━━ SOURCE DATA

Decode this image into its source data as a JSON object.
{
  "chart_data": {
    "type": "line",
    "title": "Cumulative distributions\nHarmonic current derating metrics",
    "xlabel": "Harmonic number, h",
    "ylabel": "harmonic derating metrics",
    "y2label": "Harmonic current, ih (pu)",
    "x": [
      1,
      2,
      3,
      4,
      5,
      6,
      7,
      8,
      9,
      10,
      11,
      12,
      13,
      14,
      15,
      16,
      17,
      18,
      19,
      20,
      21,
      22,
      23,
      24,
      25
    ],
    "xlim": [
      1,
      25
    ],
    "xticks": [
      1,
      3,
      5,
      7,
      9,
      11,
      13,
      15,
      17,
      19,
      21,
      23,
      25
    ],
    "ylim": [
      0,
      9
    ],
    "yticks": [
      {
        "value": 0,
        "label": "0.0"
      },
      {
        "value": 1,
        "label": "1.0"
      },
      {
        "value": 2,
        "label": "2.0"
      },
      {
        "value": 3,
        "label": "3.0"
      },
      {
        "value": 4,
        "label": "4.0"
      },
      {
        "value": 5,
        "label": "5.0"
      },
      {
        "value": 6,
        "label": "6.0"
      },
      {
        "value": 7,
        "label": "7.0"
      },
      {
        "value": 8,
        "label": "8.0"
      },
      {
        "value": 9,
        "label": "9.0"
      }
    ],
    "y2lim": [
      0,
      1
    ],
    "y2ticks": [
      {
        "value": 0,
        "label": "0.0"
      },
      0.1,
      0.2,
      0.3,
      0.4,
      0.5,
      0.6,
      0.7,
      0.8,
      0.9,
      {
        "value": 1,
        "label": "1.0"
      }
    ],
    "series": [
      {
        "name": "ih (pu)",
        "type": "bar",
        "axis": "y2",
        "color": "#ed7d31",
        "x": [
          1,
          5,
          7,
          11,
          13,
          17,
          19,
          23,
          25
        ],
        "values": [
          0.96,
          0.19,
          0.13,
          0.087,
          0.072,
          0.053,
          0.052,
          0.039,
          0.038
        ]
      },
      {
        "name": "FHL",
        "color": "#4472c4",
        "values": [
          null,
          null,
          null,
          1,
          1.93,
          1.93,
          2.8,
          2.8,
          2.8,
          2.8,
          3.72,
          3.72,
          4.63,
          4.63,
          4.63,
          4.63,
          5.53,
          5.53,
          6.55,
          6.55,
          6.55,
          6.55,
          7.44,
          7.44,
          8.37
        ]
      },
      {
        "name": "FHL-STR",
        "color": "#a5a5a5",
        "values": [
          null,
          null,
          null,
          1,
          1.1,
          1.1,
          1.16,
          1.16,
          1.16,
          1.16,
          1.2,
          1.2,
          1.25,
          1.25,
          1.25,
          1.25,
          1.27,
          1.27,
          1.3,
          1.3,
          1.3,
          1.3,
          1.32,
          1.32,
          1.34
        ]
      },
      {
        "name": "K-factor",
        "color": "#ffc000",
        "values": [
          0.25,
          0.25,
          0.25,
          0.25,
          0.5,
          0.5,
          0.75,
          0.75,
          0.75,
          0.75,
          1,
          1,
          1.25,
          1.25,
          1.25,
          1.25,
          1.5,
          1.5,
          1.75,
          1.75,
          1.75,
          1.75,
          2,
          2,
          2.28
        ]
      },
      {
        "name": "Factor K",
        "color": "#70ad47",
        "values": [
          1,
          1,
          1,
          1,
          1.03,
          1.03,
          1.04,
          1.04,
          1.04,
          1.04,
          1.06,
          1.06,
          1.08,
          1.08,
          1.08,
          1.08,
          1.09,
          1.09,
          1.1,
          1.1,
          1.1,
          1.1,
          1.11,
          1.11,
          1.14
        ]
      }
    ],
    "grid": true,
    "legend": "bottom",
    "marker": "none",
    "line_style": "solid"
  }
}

━━━━

- **WRITTEN INSTRUCTION**
From the material above, count the lines that include "current" and give only the total.

- **TASK ANSWER**
2